** START ENTRIES SUPPLIED **

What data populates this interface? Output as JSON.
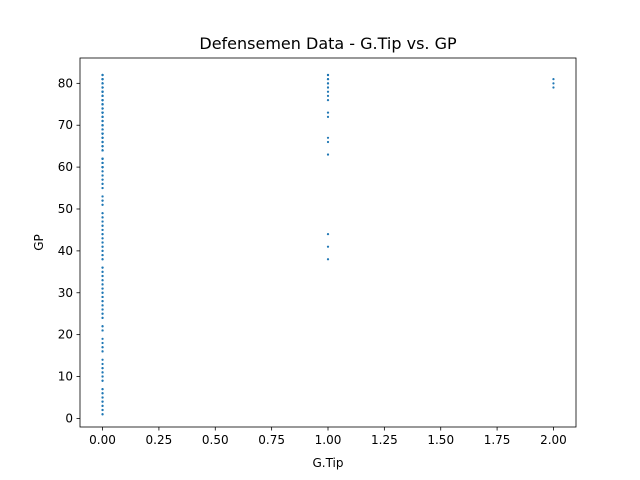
{
  "chart_data": {
    "type": "scatter",
    "title": "Defensemen Data - G.Tip vs. GP",
    "xlabel": "G.Tip",
    "ylabel": "GP",
    "xlim": [
      -0.1,
      2.1
    ],
    "ylim": [
      -2.05,
      86.05
    ],
    "xticks": [
      0,
      0.25,
      0.5,
      0.75,
      1,
      1.25,
      1.5,
      1.75,
      2
    ],
    "xtick_labels": [
      "0.00",
      "0.25",
      "0.50",
      "0.75",
      "1.00",
      "1.25",
      "1.50",
      "1.75",
      "2.00"
    ],
    "yticks": [
      0,
      10,
      20,
      30,
      40,
      50,
      60,
      70,
      80
    ],
    "ytick_labels": [
      "0",
      "10",
      "20",
      "30",
      "40",
      "50",
      "60",
      "70",
      "80"
    ],
    "grid": false,
    "color": "#1f77b4",
    "series": [
      {
        "x": [
          0,
          0,
          0,
          0,
          0,
          0,
          0,
          0,
          0,
          0,
          0,
          0,
          0,
          0,
          0,
          0,
          0,
          0,
          0,
          0,
          0,
          0,
          0,
          0,
          0,
          0,
          0,
          0,
          0,
          0,
          0,
          0,
          0,
          0,
          0,
          0,
          0,
          0,
          0,
          0,
          0,
          0,
          0,
          0,
          0,
          0,
          0,
          0,
          0,
          0,
          0,
          0,
          0,
          0,
          0,
          0,
          0,
          0,
          0,
          0,
          0,
          0,
          0,
          0,
          0,
          0,
          0,
          0,
          0,
          0,
          0,
          0,
          0,
          0,
          0,
          0,
          0,
          0,
          0,
          0,
          0,
          0,
          0,
          0,
          0,
          0,
          0,
          0,
          0,
          0,
          0,
          0,
          0,
          0,
          0,
          0,
          0,
          0,
          0,
          0,
          0,
          0,
          0,
          0,
          0,
          0,
          0,
          0,
          0,
          0,
          0,
          0,
          0,
          0,
          0,
          0,
          0,
          0,
          0,
          0,
          0,
          0,
          0,
          0,
          0,
          0,
          0,
          0,
          0,
          0,
          0,
          0,
          0,
          0,
          0,
          0,
          0,
          0,
          0,
          0,
          0,
          0,
          0,
          0,
          0,
          0,
          0,
          0,
          0,
          0,
          0,
          0,
          0,
          0,
          0,
          0,
          0,
          0,
          0,
          0,
          0,
          0,
          0,
          0,
          0,
          0,
          0,
          0,
          0,
          0,
          0,
          0,
          0,
          0,
          0,
          0,
          0,
          0,
          0,
          0,
          0,
          0,
          0,
          0,
          0,
          0,
          0,
          0,
          0,
          0,
          0,
          0,
          0,
          0,
          0,
          0,
          0,
          0,
          0,
          0,
          0,
          0,
          0,
          0,
          0,
          0,
          0,
          0,
          0,
          0,
          1,
          1,
          1,
          1,
          1,
          1,
          1,
          1,
          1,
          1,
          1,
          1,
          1,
          1,
          1,
          1,
          1,
          1,
          1,
          1,
          1,
          1,
          2,
          2,
          2
        ],
        "y": [
          1,
          1,
          2,
          2,
          3,
          3,
          4,
          4,
          5,
          5,
          6,
          6,
          7,
          7,
          9,
          9,
          10,
          10,
          11,
          11,
          12,
          12,
          13,
          14,
          16,
          16,
          17,
          17,
          18,
          19,
          21,
          21,
          22,
          22,
          24,
          24,
          25,
          25,
          26,
          26,
          27,
          27,
          28,
          28,
          29,
          29,
          30,
          30,
          31,
          31,
          32,
          32,
          33,
          33,
          34,
          34,
          35,
          35,
          36,
          36,
          38,
          38,
          39,
          39,
          40,
          40,
          41,
          41,
          42,
          42,
          43,
          43,
          44,
          44,
          45,
          45,
          46,
          46,
          47,
          47,
          48,
          48,
          49,
          49,
          51,
          51,
          52,
          52,
          53,
          53,
          55,
          55,
          56,
          56,
          57,
          57,
          58,
          58,
          59,
          59,
          60,
          60,
          61,
          61,
          62,
          62,
          64,
          64,
          65,
          65,
          66,
          66,
          67,
          67,
          68,
          68,
          69,
          69,
          70,
          70,
          71,
          71,
          72,
          72,
          73,
          73,
          74,
          74,
          75,
          75,
          76,
          76,
          77,
          77,
          78,
          78,
          79,
          79,
          80,
          80,
          81,
          81,
          82,
          82,
          82,
          82,
          82,
          81,
          81,
          81,
          80,
          80,
          80,
          79,
          79,
          79,
          78,
          78,
          78,
          77,
          77,
          77,
          76,
          76,
          76,
          75,
          75,
          75,
          74,
          74,
          74,
          73,
          73,
          73,
          72,
          72,
          72,
          71,
          71,
          71,
          70,
          70,
          70,
          69,
          69,
          69,
          68,
          68,
          68,
          67,
          67,
          67,
          66,
          66,
          66,
          65,
          65,
          65,
          64,
          64,
          64,
          62,
          62,
          62,
          61,
          61,
          61,
          60,
          60,
          60,
          38,
          41,
          44,
          63,
          63,
          66,
          67,
          72,
          73,
          76,
          77,
          78,
          79,
          79,
          80,
          80,
          81,
          81,
          82,
          82,
          82,
          82,
          79,
          80,
          81
        ]
      }
    ]
  }
}
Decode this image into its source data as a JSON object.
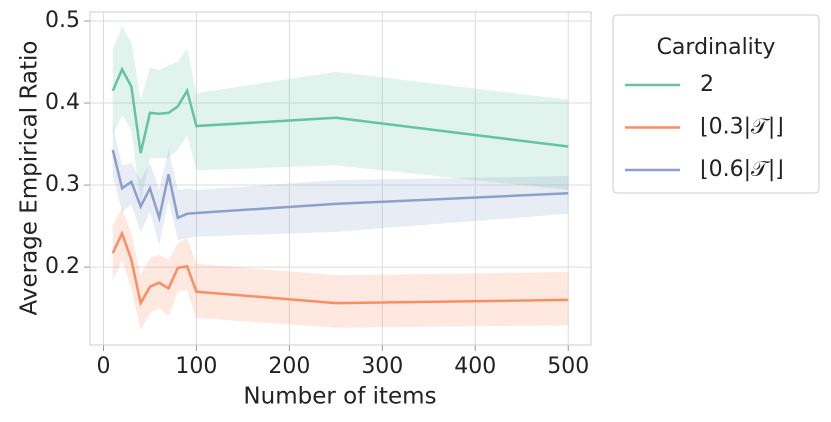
{
  "chart_data": {
    "type": "line",
    "xlabel": "Number of items",
    "ylabel": "Average Empirical Ratio",
    "legend_title": "Cardinality",
    "legend": "outside-right",
    "grid": true,
    "x": [
      10,
      20,
      30,
      40,
      50,
      60,
      70,
      80,
      90,
      100,
      250,
      500
    ],
    "xlim": [
      -14.5,
      524.5
    ],
    "xticks": [
      0,
      100,
      200,
      300,
      400,
      500
    ],
    "ylim": [
      0.105,
      0.511
    ],
    "yticks": [
      0.2,
      0.3,
      0.4,
      0.5
    ],
    "series": [
      {
        "name": "2",
        "color": "#66c2a5",
        "values": [
          0.415,
          0.441,
          0.42,
          0.339,
          0.388,
          0.387,
          0.388,
          0.396,
          0.415,
          0.372,
          0.382,
          0.347
        ],
        "upper": [
          0.465,
          0.493,
          0.474,
          0.404,
          0.443,
          0.44,
          0.446,
          0.45,
          0.467,
          0.412,
          0.438,
          0.404
        ],
        "lower": [
          0.361,
          0.385,
          0.367,
          0.278,
          0.333,
          0.333,
          0.333,
          0.343,
          0.361,
          0.318,
          0.324,
          0.294
        ]
      },
      {
        "name": "⌊0.3|𝒯|⌋",
        "color": "#fc8d62",
        "values": [
          0.217,
          0.241,
          0.209,
          0.156,
          0.176,
          0.181,
          0.174,
          0.199,
          0.201,
          0.17,
          0.156,
          0.16
        ],
        "upper": [
          0.251,
          0.272,
          0.241,
          0.19,
          0.211,
          0.215,
          0.209,
          0.229,
          0.235,
          0.204,
          0.19,
          0.194
        ],
        "lower": [
          0.184,
          0.209,
          0.174,
          0.123,
          0.144,
          0.15,
          0.14,
          0.17,
          0.172,
          0.138,
          0.126,
          0.129
        ]
      },
      {
        "name": "⌊0.6|𝒯|⌋",
        "color": "#8da0cb",
        "values": [
          0.343,
          0.296,
          0.304,
          0.274,
          0.296,
          0.26,
          0.313,
          0.26,
          0.265,
          0.266,
          0.277,
          0.29
        ],
        "upper": [
          0.373,
          0.324,
          0.327,
          0.306,
          0.327,
          0.294,
          0.343,
          0.294,
          0.296,
          0.294,
          0.306,
          0.311
        ],
        "lower": [
          0.312,
          0.267,
          0.276,
          0.243,
          0.267,
          0.227,
          0.282,
          0.233,
          0.235,
          0.237,
          0.243,
          0.265
        ]
      }
    ]
  }
}
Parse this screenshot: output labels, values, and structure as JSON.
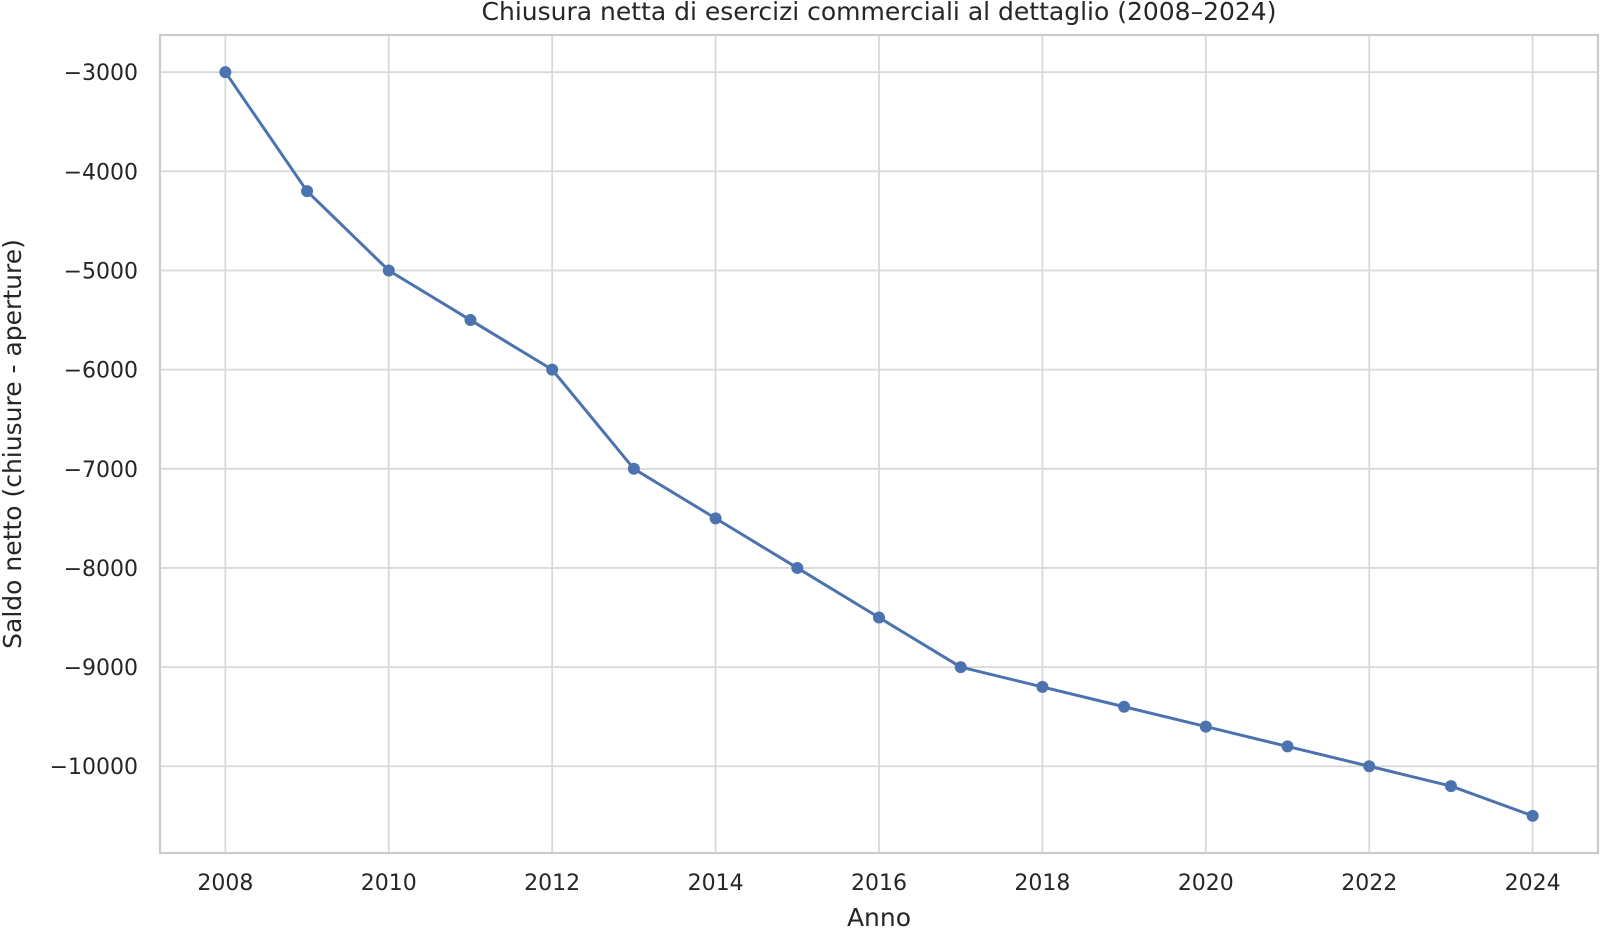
{
  "chart_data": {
    "type": "line",
    "title": "Chiusura netta di esercizi commerciali al dettaglio (2008–2024)",
    "xlabel": "Anno",
    "ylabel": "Saldo netto (chiusure - aperture)",
    "x": [
      2008,
      2009,
      2010,
      2011,
      2012,
      2013,
      2014,
      2015,
      2016,
      2017,
      2018,
      2019,
      2020,
      2021,
      2022,
      2023,
      2024
    ],
    "series": [
      {
        "values": [
          -3000,
          -4200,
          -5000,
          -5500,
          -6000,
          -7000,
          -7500,
          -8000,
          -8500,
          -9000,
          -9200,
          -9400,
          -9600,
          -9800,
          -10000,
          -10200,
          -10500
        ]
      }
    ],
    "xlim": [
      2007.2,
      2024.8
    ],
    "ylim": [
      -10875,
      -2625
    ],
    "x_ticks": [
      2008,
      2010,
      2012,
      2014,
      2016,
      2018,
      2020,
      2022,
      2024
    ],
    "y_ticks": [
      -3000,
      -4000,
      -5000,
      -6000,
      -7000,
      -8000,
      -9000,
      -10000
    ],
    "y_tick_labels": [
      "−3000",
      "−4000",
      "−5000",
      "−6000",
      "−7000",
      "−8000",
      "−9000",
      "−10000"
    ],
    "grid": true,
    "markers": true,
    "color": "#4c72b0"
  }
}
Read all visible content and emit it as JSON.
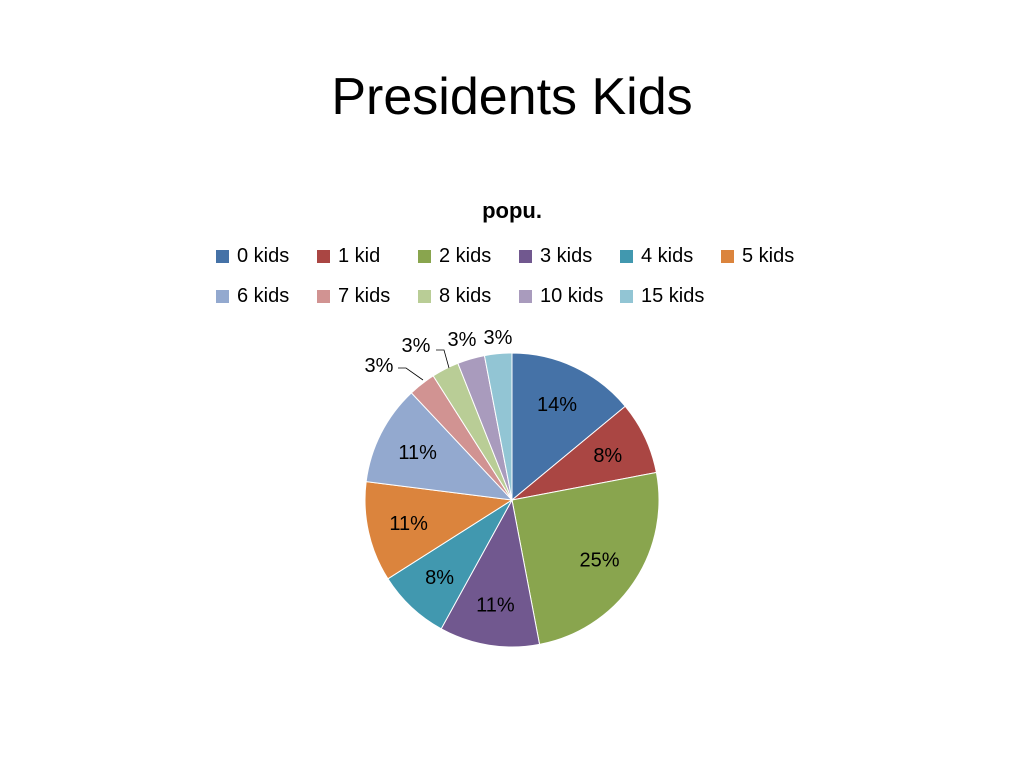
{
  "slide": {
    "title": "Presidents Kids"
  },
  "chart_data": {
    "type": "pie",
    "title": "popu.",
    "categories": [
      "0 kids",
      "1 kid",
      "2 kids",
      "3 kids",
      "4 kids",
      "5 kids",
      "6 kids",
      "7 kids",
      "8 kids",
      "10 kids",
      "15 kids"
    ],
    "values": [
      14,
      8,
      25,
      11,
      8,
      11,
      11,
      3,
      3,
      3,
      3
    ],
    "labels": [
      "14%",
      "8%",
      "25%",
      "11%",
      "8%",
      "11%",
      "11%",
      "3%",
      "3%",
      "3%",
      "3%"
    ],
    "colors": [
      "#4572a7",
      "#aa4643",
      "#89a54e",
      "#71588f",
      "#4198af",
      "#db843d",
      "#93a9cf",
      "#d19392",
      "#b9cd96",
      "#a99bbd",
      "#92c5d4"
    ],
    "legend_position": "top",
    "start_angle": "12 o'clock, clockwise"
  }
}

** END ENTRIES SUPPLIED **

» **PROBLEM**:
From the entries above, copy each line holding "type".

» **EXERCISE ANSWER**:
    "type": "scatter",
    "type": "line",
    "type": "line",
    "type": "pie",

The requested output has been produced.